> **PROMPT**: Check each line of the listing, and copy it if it contains the word "should".

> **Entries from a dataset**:
· · · · ·

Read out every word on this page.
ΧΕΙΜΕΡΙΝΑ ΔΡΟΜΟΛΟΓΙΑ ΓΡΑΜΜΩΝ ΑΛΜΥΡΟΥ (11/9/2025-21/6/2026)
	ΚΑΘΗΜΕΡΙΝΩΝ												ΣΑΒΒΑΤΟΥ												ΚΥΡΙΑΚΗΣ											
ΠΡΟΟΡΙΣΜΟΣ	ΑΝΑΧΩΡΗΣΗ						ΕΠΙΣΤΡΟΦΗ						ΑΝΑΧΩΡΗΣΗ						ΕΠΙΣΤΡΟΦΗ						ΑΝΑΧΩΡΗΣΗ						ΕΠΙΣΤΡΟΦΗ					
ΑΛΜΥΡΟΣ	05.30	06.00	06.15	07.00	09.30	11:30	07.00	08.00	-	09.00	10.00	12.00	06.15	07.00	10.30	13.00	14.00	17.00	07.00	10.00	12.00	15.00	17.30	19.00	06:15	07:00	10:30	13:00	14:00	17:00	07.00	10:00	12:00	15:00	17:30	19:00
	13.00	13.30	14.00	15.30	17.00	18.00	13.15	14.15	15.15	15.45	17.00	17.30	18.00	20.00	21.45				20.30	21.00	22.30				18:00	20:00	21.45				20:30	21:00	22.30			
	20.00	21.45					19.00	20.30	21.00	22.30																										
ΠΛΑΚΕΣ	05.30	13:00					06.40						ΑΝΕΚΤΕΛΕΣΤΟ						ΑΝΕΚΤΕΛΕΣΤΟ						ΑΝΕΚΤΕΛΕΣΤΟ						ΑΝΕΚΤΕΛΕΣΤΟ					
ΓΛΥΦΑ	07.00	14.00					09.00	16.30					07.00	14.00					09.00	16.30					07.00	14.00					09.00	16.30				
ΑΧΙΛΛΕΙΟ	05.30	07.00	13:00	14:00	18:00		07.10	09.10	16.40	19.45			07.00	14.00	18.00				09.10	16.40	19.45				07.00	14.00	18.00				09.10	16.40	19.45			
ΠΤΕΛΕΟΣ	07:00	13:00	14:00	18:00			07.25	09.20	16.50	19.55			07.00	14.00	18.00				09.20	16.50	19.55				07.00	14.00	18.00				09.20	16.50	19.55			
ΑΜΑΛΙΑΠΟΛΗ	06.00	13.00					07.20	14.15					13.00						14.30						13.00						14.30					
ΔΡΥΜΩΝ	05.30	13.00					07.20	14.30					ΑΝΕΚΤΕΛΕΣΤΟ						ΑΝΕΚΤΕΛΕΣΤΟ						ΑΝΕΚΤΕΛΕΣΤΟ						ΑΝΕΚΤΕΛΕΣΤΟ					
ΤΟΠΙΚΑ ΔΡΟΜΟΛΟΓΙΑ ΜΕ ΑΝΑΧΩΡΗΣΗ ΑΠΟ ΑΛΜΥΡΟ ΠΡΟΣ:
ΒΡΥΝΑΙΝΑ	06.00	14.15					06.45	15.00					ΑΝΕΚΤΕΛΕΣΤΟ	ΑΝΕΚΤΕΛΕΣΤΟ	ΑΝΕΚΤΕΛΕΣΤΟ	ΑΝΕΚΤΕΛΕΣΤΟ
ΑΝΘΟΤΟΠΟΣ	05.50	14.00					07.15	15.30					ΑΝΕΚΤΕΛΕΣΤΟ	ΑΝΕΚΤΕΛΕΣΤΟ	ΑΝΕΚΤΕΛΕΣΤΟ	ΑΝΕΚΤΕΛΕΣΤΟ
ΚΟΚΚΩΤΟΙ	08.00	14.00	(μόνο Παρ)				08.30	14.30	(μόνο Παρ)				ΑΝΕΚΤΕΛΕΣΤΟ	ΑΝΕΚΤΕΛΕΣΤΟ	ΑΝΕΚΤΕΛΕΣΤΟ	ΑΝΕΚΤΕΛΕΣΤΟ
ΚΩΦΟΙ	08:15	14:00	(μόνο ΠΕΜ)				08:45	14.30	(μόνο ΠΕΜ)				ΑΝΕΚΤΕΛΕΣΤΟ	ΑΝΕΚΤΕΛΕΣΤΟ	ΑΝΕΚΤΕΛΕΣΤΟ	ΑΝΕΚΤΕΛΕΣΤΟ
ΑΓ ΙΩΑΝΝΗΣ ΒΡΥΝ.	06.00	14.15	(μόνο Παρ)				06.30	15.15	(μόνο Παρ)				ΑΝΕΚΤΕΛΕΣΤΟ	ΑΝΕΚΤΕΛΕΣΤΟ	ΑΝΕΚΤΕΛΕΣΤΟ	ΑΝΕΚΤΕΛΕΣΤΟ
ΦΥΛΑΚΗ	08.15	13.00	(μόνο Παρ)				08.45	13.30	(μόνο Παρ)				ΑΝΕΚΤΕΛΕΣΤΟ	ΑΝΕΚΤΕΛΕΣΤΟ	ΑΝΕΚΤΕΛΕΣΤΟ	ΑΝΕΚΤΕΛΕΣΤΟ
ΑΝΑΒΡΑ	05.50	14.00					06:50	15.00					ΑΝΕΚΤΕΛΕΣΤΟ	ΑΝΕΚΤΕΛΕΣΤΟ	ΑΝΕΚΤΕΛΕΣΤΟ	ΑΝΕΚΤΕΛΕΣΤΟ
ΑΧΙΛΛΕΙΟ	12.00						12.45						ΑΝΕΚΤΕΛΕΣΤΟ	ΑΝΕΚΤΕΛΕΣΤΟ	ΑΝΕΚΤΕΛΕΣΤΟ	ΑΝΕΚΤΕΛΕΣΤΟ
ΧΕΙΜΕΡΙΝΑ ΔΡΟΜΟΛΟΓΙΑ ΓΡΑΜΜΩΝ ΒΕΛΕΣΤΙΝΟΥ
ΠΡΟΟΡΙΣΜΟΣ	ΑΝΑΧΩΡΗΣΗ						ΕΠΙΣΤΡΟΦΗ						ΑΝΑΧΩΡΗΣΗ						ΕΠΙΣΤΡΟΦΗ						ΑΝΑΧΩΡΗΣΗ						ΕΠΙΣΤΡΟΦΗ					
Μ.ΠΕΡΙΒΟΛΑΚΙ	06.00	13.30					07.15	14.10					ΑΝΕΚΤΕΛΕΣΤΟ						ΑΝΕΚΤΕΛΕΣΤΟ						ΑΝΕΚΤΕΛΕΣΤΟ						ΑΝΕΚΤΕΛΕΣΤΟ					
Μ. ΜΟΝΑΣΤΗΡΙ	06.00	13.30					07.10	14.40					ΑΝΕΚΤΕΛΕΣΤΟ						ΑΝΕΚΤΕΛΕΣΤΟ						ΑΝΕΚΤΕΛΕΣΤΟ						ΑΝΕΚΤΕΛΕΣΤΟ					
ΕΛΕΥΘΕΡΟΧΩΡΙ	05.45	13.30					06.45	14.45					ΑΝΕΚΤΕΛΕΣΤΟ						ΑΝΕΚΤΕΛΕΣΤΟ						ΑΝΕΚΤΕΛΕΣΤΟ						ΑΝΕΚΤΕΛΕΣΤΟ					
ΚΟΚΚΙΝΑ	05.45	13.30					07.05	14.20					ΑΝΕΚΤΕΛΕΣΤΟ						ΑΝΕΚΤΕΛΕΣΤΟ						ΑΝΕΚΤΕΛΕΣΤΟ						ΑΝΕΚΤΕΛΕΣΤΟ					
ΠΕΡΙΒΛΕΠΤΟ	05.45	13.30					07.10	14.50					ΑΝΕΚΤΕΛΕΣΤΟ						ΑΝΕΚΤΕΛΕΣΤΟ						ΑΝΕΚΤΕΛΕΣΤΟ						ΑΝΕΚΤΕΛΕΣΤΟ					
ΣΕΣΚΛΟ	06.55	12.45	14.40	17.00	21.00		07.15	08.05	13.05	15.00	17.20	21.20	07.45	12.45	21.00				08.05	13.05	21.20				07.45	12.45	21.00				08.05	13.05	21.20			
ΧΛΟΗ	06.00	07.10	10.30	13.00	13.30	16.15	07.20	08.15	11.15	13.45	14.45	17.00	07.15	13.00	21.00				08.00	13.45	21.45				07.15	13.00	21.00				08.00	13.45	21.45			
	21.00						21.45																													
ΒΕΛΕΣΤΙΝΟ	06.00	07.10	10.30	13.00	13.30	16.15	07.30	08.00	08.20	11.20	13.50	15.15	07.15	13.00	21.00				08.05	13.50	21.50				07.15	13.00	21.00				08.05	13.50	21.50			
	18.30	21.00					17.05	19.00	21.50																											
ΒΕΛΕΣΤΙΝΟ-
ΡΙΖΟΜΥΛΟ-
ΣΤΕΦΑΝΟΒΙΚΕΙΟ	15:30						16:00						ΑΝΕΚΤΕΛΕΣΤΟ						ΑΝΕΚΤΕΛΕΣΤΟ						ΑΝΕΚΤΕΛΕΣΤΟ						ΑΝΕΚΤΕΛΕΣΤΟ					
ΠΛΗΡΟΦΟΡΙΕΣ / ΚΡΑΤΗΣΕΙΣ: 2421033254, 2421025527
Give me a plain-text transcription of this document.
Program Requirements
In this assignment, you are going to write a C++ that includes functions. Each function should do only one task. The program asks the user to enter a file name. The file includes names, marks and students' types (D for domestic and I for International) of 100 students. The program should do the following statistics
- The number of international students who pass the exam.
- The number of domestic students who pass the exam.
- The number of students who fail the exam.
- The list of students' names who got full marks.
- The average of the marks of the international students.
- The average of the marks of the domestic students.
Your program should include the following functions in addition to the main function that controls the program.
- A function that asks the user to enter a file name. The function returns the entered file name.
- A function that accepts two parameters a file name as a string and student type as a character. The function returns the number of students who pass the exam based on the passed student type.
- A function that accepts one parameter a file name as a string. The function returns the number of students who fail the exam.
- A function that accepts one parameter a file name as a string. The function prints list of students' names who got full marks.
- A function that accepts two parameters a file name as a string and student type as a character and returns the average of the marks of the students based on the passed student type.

· · · · ·

> **FULL SOLUTION**:
In this assignment, you are going to write a C++ that includes functions. Each function should do only one task. The program asks the user to enter a file name. The file includes names, marks and students' types (D for domestic and I for International) of 100 students. The program should do the following statistics
Your program should include the following functions in addition to the main function that controls the program.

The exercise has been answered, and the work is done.